▶ **TASK OBJECTIVE**: Quote the full listing word for word.

▶ **Data excerpts**:
-=-=-=-=-
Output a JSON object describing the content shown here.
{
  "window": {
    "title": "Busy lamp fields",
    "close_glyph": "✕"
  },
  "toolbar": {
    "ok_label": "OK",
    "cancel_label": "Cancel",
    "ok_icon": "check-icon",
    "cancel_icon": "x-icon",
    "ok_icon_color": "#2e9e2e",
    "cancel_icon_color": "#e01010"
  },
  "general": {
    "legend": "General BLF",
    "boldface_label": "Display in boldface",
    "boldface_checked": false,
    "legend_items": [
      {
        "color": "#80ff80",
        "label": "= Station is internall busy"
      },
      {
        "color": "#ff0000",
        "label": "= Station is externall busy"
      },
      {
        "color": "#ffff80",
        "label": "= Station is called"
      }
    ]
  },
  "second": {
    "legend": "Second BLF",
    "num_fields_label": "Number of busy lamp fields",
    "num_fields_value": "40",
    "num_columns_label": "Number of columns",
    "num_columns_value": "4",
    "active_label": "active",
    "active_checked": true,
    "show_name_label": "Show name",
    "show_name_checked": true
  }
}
-=-=-=-=-
▶ **ANSWER TO THE PROBLEM**:
Output a JSON object describing the content shown here.
{
  "window": {
    "title": "Busy lamp fields",
    "close_glyph": "✕"
  },
  "toolbar": {
    "ok_label": "OK",
    "cancel_label": "Cancel",
    "ok_icon": "check-icon",
    "cancel_icon": "x-icon",
    "ok_icon_color": "#2e9e2e",
    "cancel_icon_color": "#e01010"
  },
  "general": {
    "legend": "General BLF",
    "boldface_label": "Display in boldface",
    "boldface_checked": false,
    "legend_items": [
      {
        "color": "#80ff80",
        "label": "= Station is internall busy"
      },
      {
        "color": "#ff0000",
        "label": "= Station is externall busy"
      },
      {
        "color": "#ffff80",
        "label": "= Station is called"
      }
    ]
  },
  "second": {
    "legend": "Second BLF",
    "num_fields_label": "Number of busy lamp fields",
    "num_fields_value": "40",
    "num_columns_label": "Number of columns",
    "num_columns_value": "4",
    "active_label": "active",
    "active_checked": true,
    "show_name_label": "Show name",
    "show_name_checked": true
  }
}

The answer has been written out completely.